* **Aim**:
Return the lines where the word "Ocean" occurs.

Saved entries:
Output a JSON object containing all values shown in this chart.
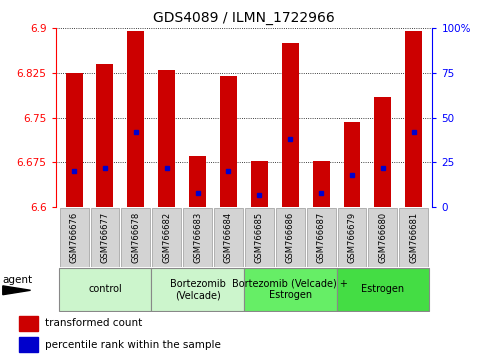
{
  "title": "GDS4089 / ILMN_1722966",
  "samples": [
    "GSM766676",
    "GSM766677",
    "GSM766678",
    "GSM766682",
    "GSM766683",
    "GSM766684",
    "GSM766685",
    "GSM766686",
    "GSM766687",
    "GSM766679",
    "GSM766680",
    "GSM766681"
  ],
  "bar_values": [
    6.825,
    6.84,
    6.895,
    6.83,
    6.685,
    6.82,
    6.678,
    6.875,
    6.678,
    6.742,
    6.785,
    6.895
  ],
  "percentile_values": [
    20,
    22,
    42,
    22,
    8,
    20,
    7,
    38,
    8,
    18,
    22,
    42
  ],
  "ymin": 6.6,
  "ymax": 6.9,
  "yticks": [
    6.6,
    6.675,
    6.75,
    6.825,
    6.9
  ],
  "ytick_labels": [
    "6.6",
    "6.675",
    "6.75",
    "6.825",
    "6.9"
  ],
  "bar_color": "#cc0000",
  "dot_color": "#0000cc",
  "groups": [
    {
      "label": "control",
      "start": 0,
      "end": 3,
      "color": "#ccf5cc"
    },
    {
      "label": "Bortezomib\n(Velcade)",
      "start": 3,
      "end": 6,
      "color": "#ccf5cc"
    },
    {
      "label": "Bortezomib (Velcade) +\nEstrogen",
      "start": 6,
      "end": 9,
      "color": "#66ee66"
    },
    {
      "label": "Estrogen",
      "start": 9,
      "end": 12,
      "color": "#44dd44"
    }
  ],
  "legend_red_label": "transformed count",
  "legend_blue_label": "percentile rank within the sample",
  "agent_label": "agent",
  "right_yticks": [
    0,
    25,
    50,
    75,
    100
  ],
  "right_ytick_labels": [
    "0",
    "25",
    "50",
    "75",
    "100%"
  ]
}
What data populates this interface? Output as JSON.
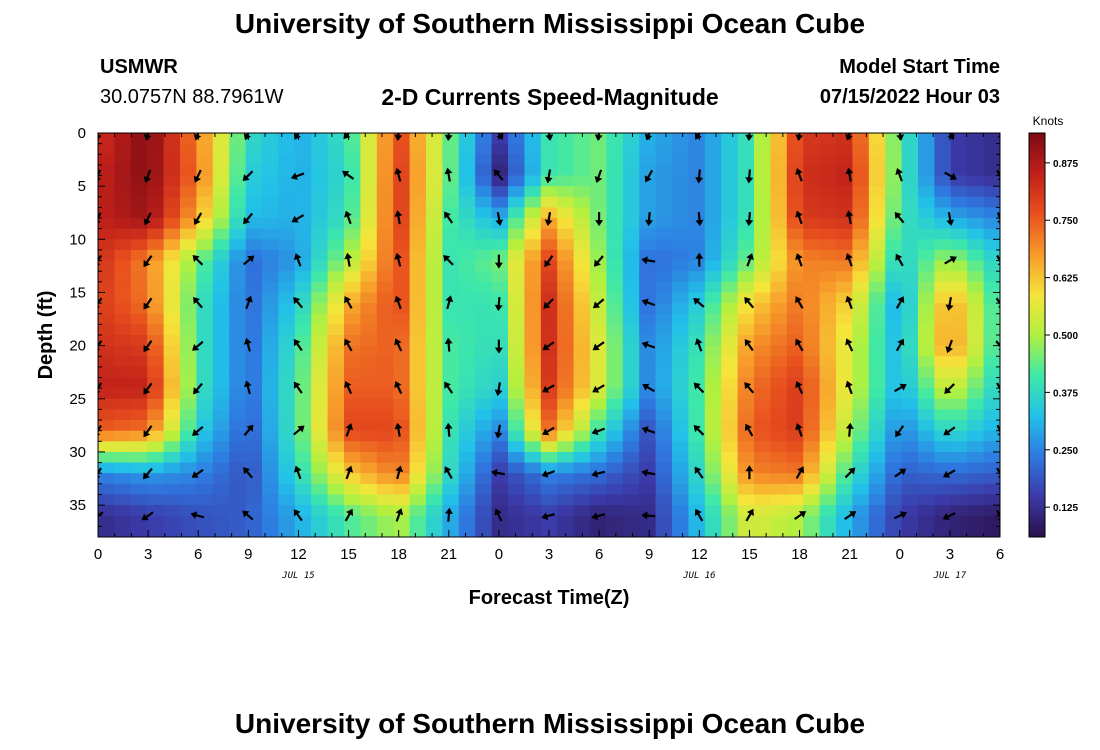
{
  "header": {
    "title": "University of Southern Mississippi Ocean Cube",
    "station": "USMWR",
    "coords": "30.0757N  88.7961W",
    "subtitle": "2-D Currents Speed-Magnitude",
    "model_label": "Model Start Time",
    "model_time": "07/15/2022 Hour 03"
  },
  "footer": {
    "title": "University of Southern Mississippi Ocean Cube"
  },
  "chart_data": {
    "type": "heatmap",
    "xlabel": "Forecast Time(Z)",
    "ylabel": "Depth (ft)",
    "x_ticks": [
      "0",
      "3",
      "6",
      "9",
      "12",
      "15",
      "18",
      "21",
      "0",
      "3",
      "6",
      "9",
      "12",
      "15",
      "18",
      "21",
      "0",
      "3",
      "6"
    ],
    "x_date_labels": [
      {
        "label": "JUL 15",
        "hour": 12
      },
      {
        "label": "JUL 16",
        "hour": 36
      },
      {
        "label": "JUL 17",
        "hour": 51
      }
    ],
    "y_ticks": [
      0,
      5,
      10,
      15,
      20,
      25,
      30,
      35
    ],
    "xlim": [
      0,
      54
    ],
    "ylim": [
      0,
      38
    ],
    "colorbar": {
      "title": "Knots",
      "ticks": [
        "0.125",
        "0.250",
        "0.375",
        "0.500",
        "0.625",
        "0.750",
        "0.875"
      ],
      "range": [
        0.06,
        0.94
      ],
      "colors": [
        "#2a0f4a",
        "#3b3aa8",
        "#2f78e0",
        "#22c1e8",
        "#3fe8a8",
        "#b0f040",
        "#f6e43a",
        "#f79a2a",
        "#e8501e",
        "#c0201a",
        "#7a0a14"
      ]
    },
    "hours": [
      0,
      3,
      6,
      9,
      12,
      15,
      18,
      21,
      24,
      27,
      30,
      33,
      36,
      39,
      42,
      45,
      48,
      51,
      54
    ],
    "depths": [
      0,
      4,
      8,
      12,
      16,
      20,
      24,
      28,
      32,
      36
    ],
    "speed": [
      [
        0.82,
        0.93,
        0.7,
        0.38,
        0.3,
        0.4,
        0.78,
        0.45,
        0.15,
        0.4,
        0.45,
        0.3,
        0.25,
        0.4,
        0.8,
        0.82,
        0.42,
        0.15,
        0.12
      ],
      [
        0.85,
        0.92,
        0.72,
        0.35,
        0.3,
        0.38,
        0.8,
        0.45,
        0.1,
        0.4,
        0.45,
        0.28,
        0.25,
        0.4,
        0.82,
        0.85,
        0.42,
        0.15,
        0.12
      ],
      [
        0.85,
        0.9,
        0.65,
        0.32,
        0.3,
        0.4,
        0.8,
        0.42,
        0.3,
        0.65,
        0.45,
        0.28,
        0.25,
        0.4,
        0.8,
        0.82,
        0.4,
        0.3,
        0.25
      ],
      [
        0.82,
        0.7,
        0.45,
        0.22,
        0.28,
        0.5,
        0.78,
        0.4,
        0.45,
        0.78,
        0.48,
        0.22,
        0.25,
        0.45,
        0.7,
        0.72,
        0.35,
        0.5,
        0.35
      ],
      [
        0.8,
        0.72,
        0.4,
        0.22,
        0.35,
        0.65,
        0.78,
        0.4,
        0.4,
        0.82,
        0.52,
        0.22,
        0.35,
        0.6,
        0.72,
        0.6,
        0.28,
        0.68,
        0.38
      ],
      [
        0.82,
        0.8,
        0.4,
        0.22,
        0.4,
        0.72,
        0.75,
        0.42,
        0.38,
        0.82,
        0.55,
        0.25,
        0.4,
        0.68,
        0.75,
        0.55,
        0.3,
        0.7,
        0.38
      ],
      [
        0.85,
        0.85,
        0.4,
        0.22,
        0.42,
        0.75,
        0.75,
        0.42,
        0.35,
        0.8,
        0.55,
        0.25,
        0.42,
        0.72,
        0.8,
        0.55,
        0.3,
        0.55,
        0.35
      ],
      [
        0.75,
        0.72,
        0.35,
        0.2,
        0.42,
        0.78,
        0.78,
        0.4,
        0.25,
        0.72,
        0.4,
        0.18,
        0.42,
        0.75,
        0.8,
        0.5,
        0.25,
        0.38,
        0.3
      ],
      [
        0.25,
        0.28,
        0.25,
        0.18,
        0.38,
        0.62,
        0.72,
        0.38,
        0.15,
        0.25,
        0.22,
        0.15,
        0.38,
        0.7,
        0.72,
        0.4,
        0.2,
        0.22,
        0.2
      ],
      [
        0.12,
        0.15,
        0.18,
        0.2,
        0.3,
        0.42,
        0.5,
        0.3,
        0.12,
        0.15,
        0.1,
        0.12,
        0.32,
        0.55,
        0.5,
        0.3,
        0.15,
        0.1,
        0.08
      ]
    ],
    "vector_hours": [
      0,
      3,
      6,
      9,
      12,
      15,
      18,
      21,
      24,
      27,
      30,
      33,
      36,
      39,
      42,
      45,
      48,
      51,
      54
    ],
    "vector_depths": [
      0,
      4,
      8,
      12,
      16,
      20,
      24,
      28,
      32,
      36
    ],
    "vector_dir_deg": [
      [
        100,
        105,
        110,
        115,
        120,
        130,
        100,
        95,
        60,
        80,
        100,
        110,
        120,
        95,
        100,
        110,
        80,
        60,
        60
      ],
      [
        110,
        110,
        115,
        135,
        160,
        215,
        255,
        260,
        230,
        100,
        110,
        120,
        95,
        95,
        250,
        260,
        250,
        30,
        60
      ],
      [
        115,
        115,
        120,
        130,
        150,
        250,
        260,
        235,
        80,
        100,
        90,
        95,
        85,
        95,
        250,
        260,
        230,
        80,
        70
      ],
      [
        120,
        125,
        225,
        320,
        250,
        260,
        255,
        225,
        90,
        125,
        130,
        190,
        270,
        290,
        250,
        250,
        240,
        330,
        60
      ],
      [
        125,
        125,
        230,
        290,
        230,
        240,
        250,
        285,
        95,
        135,
        140,
        200,
        220,
        230,
        240,
        250,
        300,
        100,
        55
      ],
      [
        125,
        125,
        140,
        255,
        235,
        240,
        245,
        265,
        90,
        145,
        145,
        200,
        250,
        235,
        240,
        245,
        300,
        110,
        50
      ],
      [
        120,
        125,
        130,
        255,
        235,
        245,
        245,
        235,
        100,
        150,
        150,
        210,
        225,
        230,
        245,
        250,
        330,
        135,
        60
      ],
      [
        120,
        125,
        140,
        310,
        320,
        290,
        260,
        265,
        100,
        150,
        160,
        200,
        225,
        240,
        250,
        275,
        125,
        145,
        65
      ],
      [
        120,
        130,
        145,
        230,
        250,
        290,
        285,
        240,
        190,
        160,
        165,
        190,
        235,
        270,
        300,
        315,
        325,
        150,
        60
      ],
      [
        145,
        145,
        195,
        220,
        235,
        300,
        290,
        275,
        245,
        165,
        165,
        185,
        240,
        300,
        325,
        325,
        335,
        155,
        60
      ]
    ]
  }
}
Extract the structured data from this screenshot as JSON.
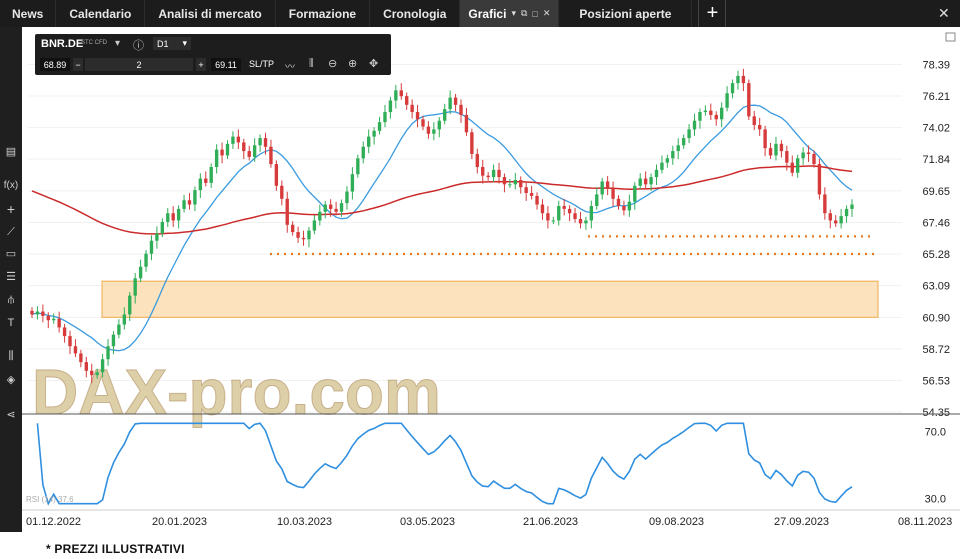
{
  "tabs": [
    {
      "label": "News"
    },
    {
      "label": "Calendario"
    },
    {
      "label": "Analisi di mercato"
    },
    {
      "label": "Formazione"
    },
    {
      "label": "Cronologia"
    },
    {
      "label": "Grafici"
    },
    {
      "label": "Posizioni aperte"
    }
  ],
  "instrument": {
    "symbol": "BNR.DE",
    "type": "STC CFD",
    "timeframe": "D1",
    "bid": "68.89",
    "quantity": "2",
    "ask": "69.11",
    "sltp_label": "SL/TP"
  },
  "watermark": "DAX-pro.com",
  "footnote": "* PREZZI ILLUSTRATIVI",
  "indicator_label": "RSI (14) 37.6",
  "icons": [
    "chart-type-icon",
    "fx-icon",
    "crosshair-icon",
    "trendline-icon",
    "rectangle-icon",
    "fibonacci-icon",
    "pitchfork-icon",
    "text-icon",
    "indicators-icon",
    "layers-icon",
    "share-icon",
    "info-icon",
    "zoom-out-icon",
    "zoom-in-icon",
    "move-icon",
    "line-chart-icon",
    "candles-icon",
    "settings-icon"
  ],
  "colors": {
    "up_candle": "#2fae57",
    "down_candle": "#d63a3a",
    "ma_fast": "#3a9be0",
    "ma_slow": "#cc2a2a",
    "rsi": "#2f8fe0",
    "support_dots": "#e87722",
    "zone_fill": "#fbd9a8",
    "zone_border": "#f0a94a"
  },
  "chart_data": [
    {
      "type": "candlestick",
      "ylim": [
        54.35,
        79.6
      ],
      "y_ticks": [
        "78.39",
        "76.21",
        "74.02",
        "71.84",
        "69.65",
        "67.46",
        "65.28",
        "63.09",
        "60.90",
        "58.72",
        "56.53",
        "54.35"
      ],
      "x_ticks": [
        "01.12.2022",
        "20.01.2023",
        "10.03.2023",
        "03.05.2023",
        "21.06.2023",
        "09.08.2023",
        "27.09.2023",
        "08.11.2023"
      ],
      "closes": [
        61.1,
        61.3,
        61.0,
        60.7,
        60.8,
        60.2,
        59.6,
        58.9,
        58.4,
        57.8,
        57.2,
        56.9,
        57.1,
        58.0,
        58.9,
        59.7,
        60.4,
        61.1,
        62.4,
        63.6,
        64.4,
        65.3,
        66.2,
        66.7,
        67.5,
        68.1,
        67.6,
        68.4,
        69.0,
        68.7,
        69.7,
        70.5,
        70.2,
        71.3,
        72.5,
        72.1,
        72.9,
        73.4,
        73.0,
        72.4,
        72.0,
        72.8,
        73.3,
        72.7,
        71.5,
        70.0,
        69.1,
        67.3,
        66.8,
        66.4,
        66.3,
        66.9,
        67.6,
        68.2,
        68.7,
        68.4,
        68.2,
        68.8,
        69.6,
        70.8,
        71.9,
        72.7,
        73.4,
        73.8,
        74.4,
        75.1,
        75.9,
        76.6,
        76.2,
        75.6,
        75.1,
        74.6,
        74.1,
        73.6,
        73.9,
        74.5,
        75.3,
        76.1,
        75.6,
        74.9,
        73.7,
        72.2,
        71.3,
        70.7,
        70.6,
        71.1,
        70.6,
        70.1,
        70.1,
        70.4,
        69.9,
        69.5,
        69.3,
        68.7,
        68.1,
        67.6,
        67.6,
        68.6,
        68.4,
        68.1,
        67.7,
        67.4,
        67.6,
        68.6,
        69.4,
        70.3,
        69.8,
        69.1,
        68.6,
        68.3,
        68.9,
        70.0,
        70.5,
        70.1,
        70.6,
        71.1,
        71.6,
        71.9,
        72.4,
        72.8,
        73.3,
        73.9,
        74.5,
        75.1,
        75.2,
        74.9,
        74.6,
        75.4,
        76.4,
        77.1,
        77.6,
        77.1,
        74.8,
        74.2,
        73.9,
        72.6,
        72.1,
        72.9,
        72.4,
        71.6,
        70.9,
        71.9,
        72.3,
        72.2,
        71.5,
        69.4,
        68.1,
        67.6,
        67.4,
        67.9,
        68.4,
        68.7
      ],
      "ma_fast": {
        "period": "short",
        "range_approx": [
          57.5,
          73.3
        ]
      },
      "ma_slow": {
        "period": "long",
        "range_approx": [
          67.3,
          71.2
        ]
      },
      "support_levels": [
        65.28,
        66.5
      ],
      "zone": [
        60.9,
        63.4
      ]
    },
    {
      "type": "line",
      "name": "RSI (14) 37.6",
      "ylim": [
        25,
        77
      ],
      "y_ticks": [
        "70.0",
        "30.0"
      ],
      "last_value": 37.6
    }
  ]
}
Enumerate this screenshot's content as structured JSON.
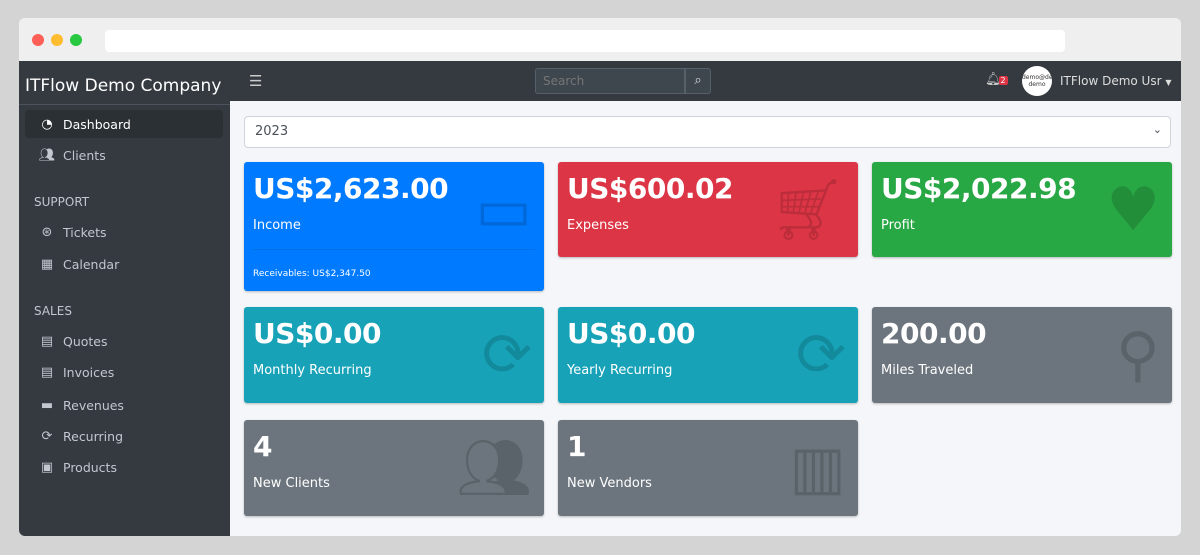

* **Answer to the problem**:
    "title": "University of Southern Mississippi Ocean Cube",
    "title": "University of Southern Mississippi Ocean Cube"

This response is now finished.